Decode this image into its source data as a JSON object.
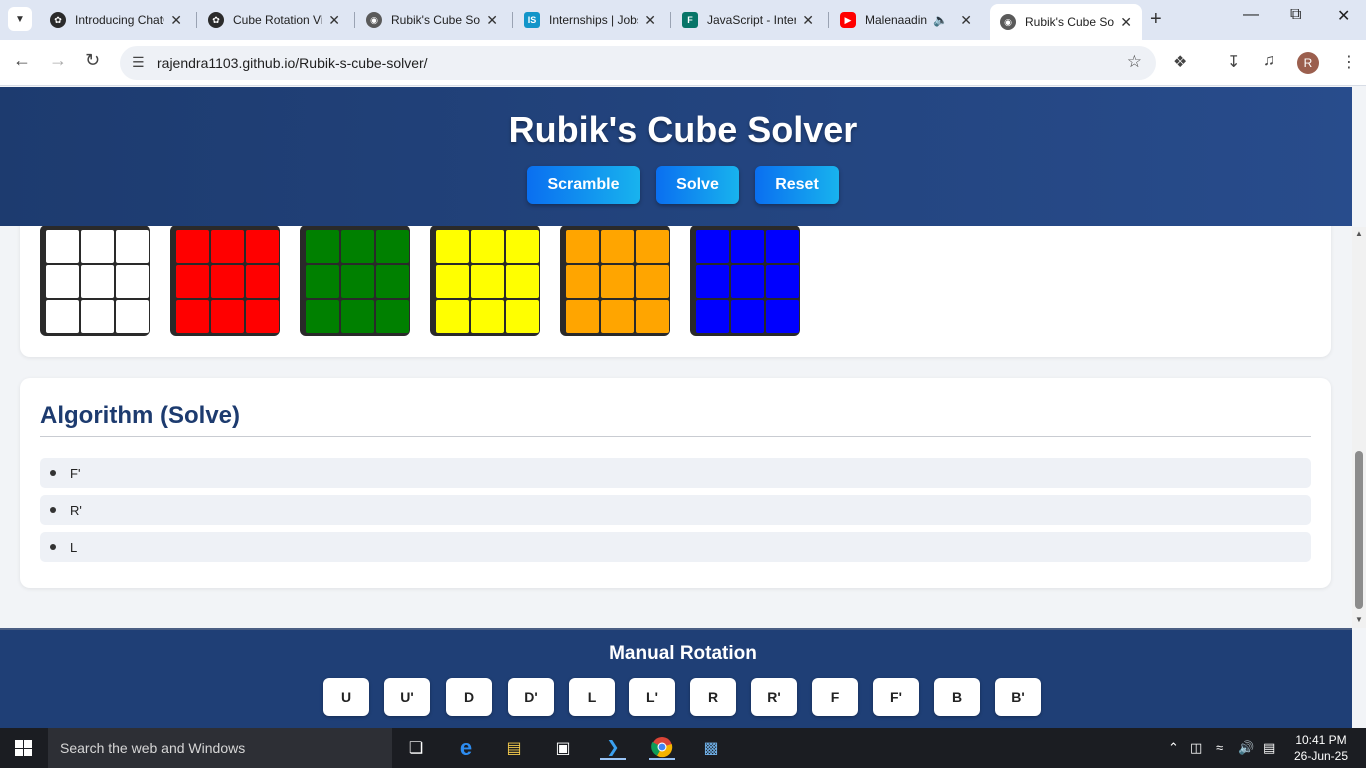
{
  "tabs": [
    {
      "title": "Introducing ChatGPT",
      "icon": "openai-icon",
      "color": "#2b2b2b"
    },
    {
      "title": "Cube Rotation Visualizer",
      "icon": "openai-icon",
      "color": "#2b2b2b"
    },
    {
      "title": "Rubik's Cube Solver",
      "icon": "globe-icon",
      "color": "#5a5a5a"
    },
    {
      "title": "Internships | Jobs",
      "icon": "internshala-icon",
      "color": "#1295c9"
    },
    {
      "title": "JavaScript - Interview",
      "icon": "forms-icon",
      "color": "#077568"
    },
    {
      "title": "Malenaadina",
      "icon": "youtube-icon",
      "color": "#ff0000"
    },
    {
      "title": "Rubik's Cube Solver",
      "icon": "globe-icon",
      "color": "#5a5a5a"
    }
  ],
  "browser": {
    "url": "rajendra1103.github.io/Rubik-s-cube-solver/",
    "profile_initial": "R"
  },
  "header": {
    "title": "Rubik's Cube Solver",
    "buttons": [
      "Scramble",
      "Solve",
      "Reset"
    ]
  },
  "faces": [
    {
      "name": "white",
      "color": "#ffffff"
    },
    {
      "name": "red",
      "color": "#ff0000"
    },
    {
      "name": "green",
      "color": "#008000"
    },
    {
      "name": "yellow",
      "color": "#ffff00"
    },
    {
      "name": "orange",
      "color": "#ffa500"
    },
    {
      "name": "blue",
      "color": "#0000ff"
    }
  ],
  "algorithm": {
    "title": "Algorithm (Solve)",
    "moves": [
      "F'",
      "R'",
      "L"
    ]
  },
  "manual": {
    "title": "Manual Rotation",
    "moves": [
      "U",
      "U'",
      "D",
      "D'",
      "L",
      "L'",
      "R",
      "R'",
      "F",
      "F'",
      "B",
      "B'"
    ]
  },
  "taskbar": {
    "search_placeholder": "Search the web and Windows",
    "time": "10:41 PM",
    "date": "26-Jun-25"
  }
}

▬▬▬▬▬▬

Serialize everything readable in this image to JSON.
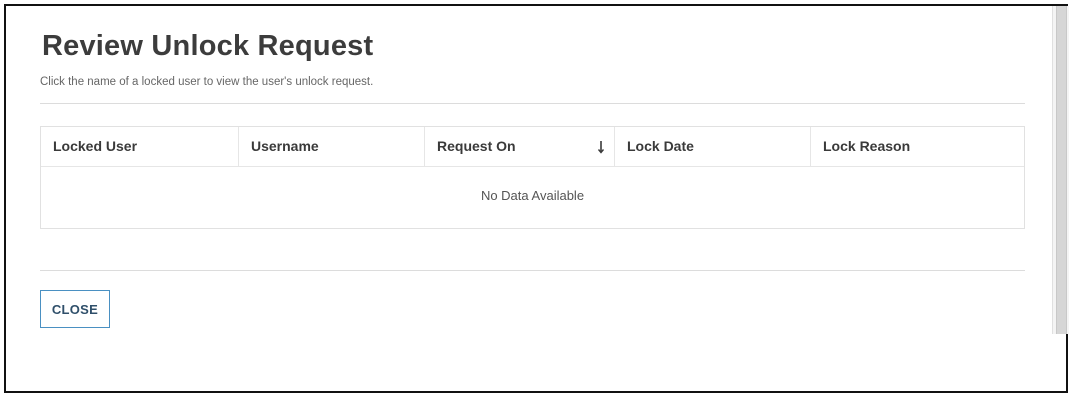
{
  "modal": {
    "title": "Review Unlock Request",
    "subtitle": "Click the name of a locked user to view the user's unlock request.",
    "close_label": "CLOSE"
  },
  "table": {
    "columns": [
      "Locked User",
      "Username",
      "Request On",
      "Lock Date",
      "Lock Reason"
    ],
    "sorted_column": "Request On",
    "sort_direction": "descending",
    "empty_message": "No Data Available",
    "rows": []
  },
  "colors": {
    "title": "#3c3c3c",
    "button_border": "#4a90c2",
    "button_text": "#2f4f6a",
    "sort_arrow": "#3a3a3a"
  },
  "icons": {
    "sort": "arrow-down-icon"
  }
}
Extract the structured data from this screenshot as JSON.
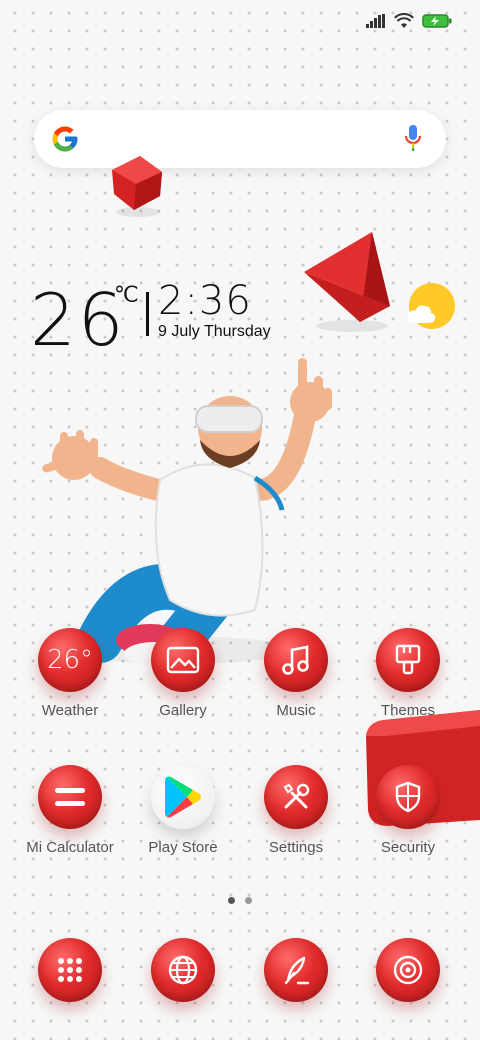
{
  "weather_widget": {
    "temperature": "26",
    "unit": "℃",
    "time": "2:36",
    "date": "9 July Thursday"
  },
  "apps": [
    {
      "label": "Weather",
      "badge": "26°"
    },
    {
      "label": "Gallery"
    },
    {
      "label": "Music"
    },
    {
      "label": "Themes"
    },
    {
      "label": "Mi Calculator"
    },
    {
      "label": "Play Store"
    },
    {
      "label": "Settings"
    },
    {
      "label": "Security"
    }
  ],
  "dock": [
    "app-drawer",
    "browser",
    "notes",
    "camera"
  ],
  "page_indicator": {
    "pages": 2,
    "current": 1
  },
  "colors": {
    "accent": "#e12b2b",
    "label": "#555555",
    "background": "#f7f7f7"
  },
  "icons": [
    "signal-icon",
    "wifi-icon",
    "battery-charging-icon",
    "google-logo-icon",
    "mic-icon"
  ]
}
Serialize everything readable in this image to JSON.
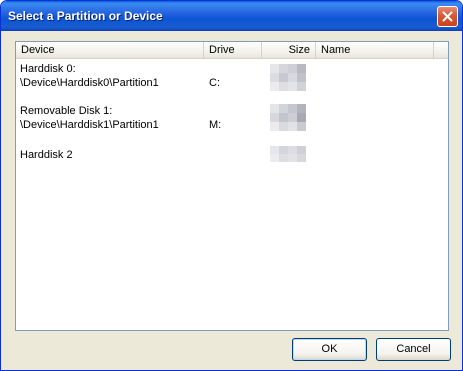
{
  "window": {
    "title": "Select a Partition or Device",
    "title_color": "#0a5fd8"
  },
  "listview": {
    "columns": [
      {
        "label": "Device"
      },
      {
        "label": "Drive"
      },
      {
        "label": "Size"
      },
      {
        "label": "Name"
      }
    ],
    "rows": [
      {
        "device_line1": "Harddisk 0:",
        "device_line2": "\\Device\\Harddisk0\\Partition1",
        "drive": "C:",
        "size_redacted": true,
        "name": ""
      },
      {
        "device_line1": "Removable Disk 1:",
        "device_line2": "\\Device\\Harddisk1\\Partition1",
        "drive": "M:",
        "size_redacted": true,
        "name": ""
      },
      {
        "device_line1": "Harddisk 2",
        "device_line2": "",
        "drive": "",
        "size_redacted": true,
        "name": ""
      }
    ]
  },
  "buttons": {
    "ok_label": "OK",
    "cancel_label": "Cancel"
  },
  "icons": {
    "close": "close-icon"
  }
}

▬▬▬▬▬▬

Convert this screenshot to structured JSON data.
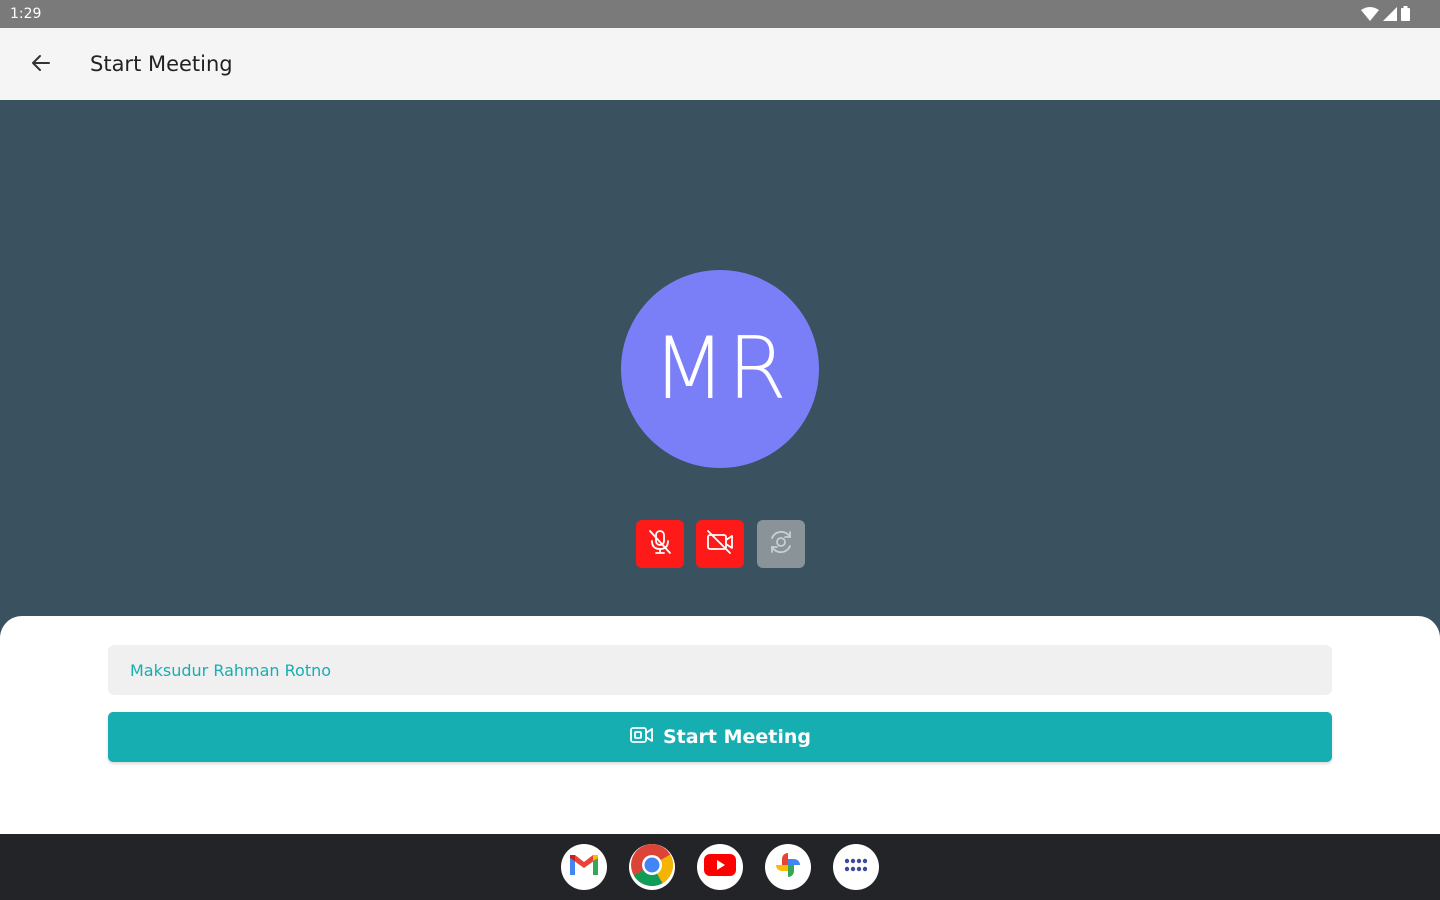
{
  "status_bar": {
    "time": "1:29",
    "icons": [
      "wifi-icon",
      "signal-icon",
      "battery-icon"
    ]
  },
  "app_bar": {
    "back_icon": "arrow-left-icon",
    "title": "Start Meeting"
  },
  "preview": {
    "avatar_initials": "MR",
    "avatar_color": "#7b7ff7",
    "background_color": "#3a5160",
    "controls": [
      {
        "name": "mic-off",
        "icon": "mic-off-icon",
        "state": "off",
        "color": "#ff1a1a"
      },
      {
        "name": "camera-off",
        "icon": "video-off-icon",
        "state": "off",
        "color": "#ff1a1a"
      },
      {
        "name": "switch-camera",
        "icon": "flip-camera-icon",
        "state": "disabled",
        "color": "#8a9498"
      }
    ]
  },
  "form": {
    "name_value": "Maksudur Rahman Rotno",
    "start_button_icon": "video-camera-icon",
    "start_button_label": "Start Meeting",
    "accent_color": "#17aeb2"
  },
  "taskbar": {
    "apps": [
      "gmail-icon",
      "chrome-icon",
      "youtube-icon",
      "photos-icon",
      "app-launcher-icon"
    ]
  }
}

▬▬▬▬▬▬

Exercise brief
Review the material and copy each line in which the word "screenshot" appears.

Response for this exercise
Extract the structured data from this screenshot as JSON.
Convert this screenshot to structured JSON data.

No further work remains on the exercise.